REQUIREMENTS:
Lines containing the word "硅太阳能电池" are to be located and copied.

DATA SUPPLIED:
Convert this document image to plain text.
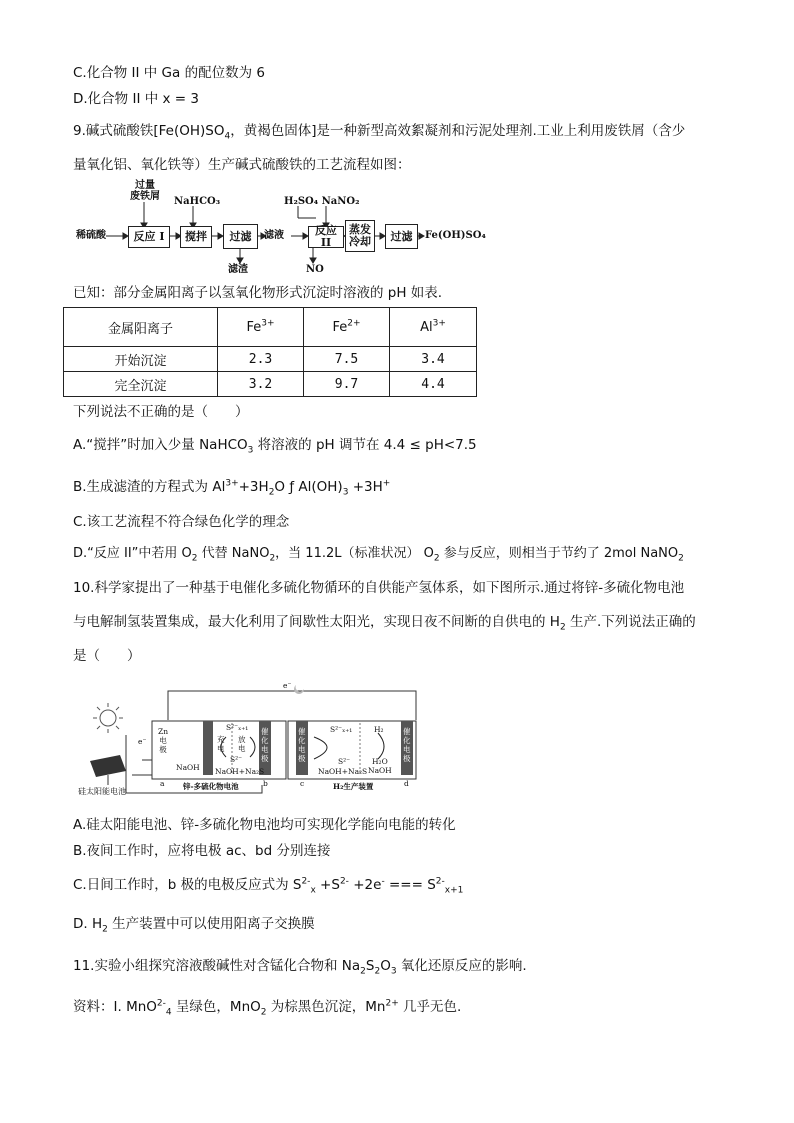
C.化合物 II 中 Ga 的配位数为 6
D.化合物 II 中 x = 3
9.碱式硫酸铁[$Fe(OH)SO_4$，黄褐色固体]是一种新型高效絮凝剂和污泥处理剂.工业上利用废铁屑（含少
量氧化铝、氧化铁等）生产碱式硫酸铁的工艺流程如图：
稀硫酸
过量
废铁屑
反应 I
NaHCO₃
搅拌	过滤
滤渣
滤液
H₂SO₄ NaNO₂
反应 II
NO
蒸发
冷却	过滤	Fe(OH)SO₄
已知：部分金属阳离子以氢氧化物形式沉淀时溶液的 pH 如表.
金属阳离子	$Fe^{3+}$	$Fe^{2+}$	$Al^{3+}$
开始沉淀	2.3	7.5	3.4
完全沉淀	3.2	9.7	4.4
下列说法不正确的是（　　）
A.“搅拌”时加入少量 NaHCO$_3$ 将溶液的 pH 调节在 4.4 ≤ pH<7.5
B.生成滤渣的方程式为 $Al^{3+}+3H_2O$ ƒ $Al(OH)_3 +3H^+$
C.该工艺流程不符合绿色化学的理念
D.“反应 II”中若用 $O_2$ 代替 NaNO$_2$，当 11.2L（标准状况） $O_2$ 参与反应，则相当于节约了 2mol NaNO$_2$
10.科学家提出了一种基于电催化多硫化物循环的自供能产氢体系，如下图所示.通过将锌-多硫化物电池
与电解制氢装置集成，最大化利用了间歇性太阳光，实现日夜不间断的自供电的 $H_2$ 生产.下列说法正确的
是（　　）
硅太阳能电池
e⁻
e⁻
Zn
电
极
NaOH
充
电
放
电
S²⁻ₓ₊₁
S²⁻
NaOH+Na₂S
催
化
电
极
催
化
电
极
S²⁻ₓ₊₁
S²⁻
NaOH+Na₂S
H₂
H₂O
NaOH
催
化
电
极
a	b	c	d
锌-多硫化物电池	H₂生产装置
A.硅太阳能电池、锌-多硫化物电池均可实现化学能向电能的转化
B.夜间工作时，应将电极 ac、bd 分别连接
C.日间工作时，b 极的电极反应式为 $S^{2-}_x +S^{2-} +2e^-$ === $S^{2-}_{x+1}$
D. $H_2$ 生产装置中可以使用阳离子交换膜
11.实验小组探究溶液酸碱性对含锰化合物和 $Na_2S_2O_3$ 氧化还原反应的影响.
资料：I. MnO$^{2-}_4$ 呈绿色，MnO$_2$ 为棕黑色沉淀，$Mn^{2+}$ 几乎无色.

RESPONSE BELOW:
硅太阳能电池
A.硅太阳能电池、锌-多硫化物电池均可实现化学能向电能的转化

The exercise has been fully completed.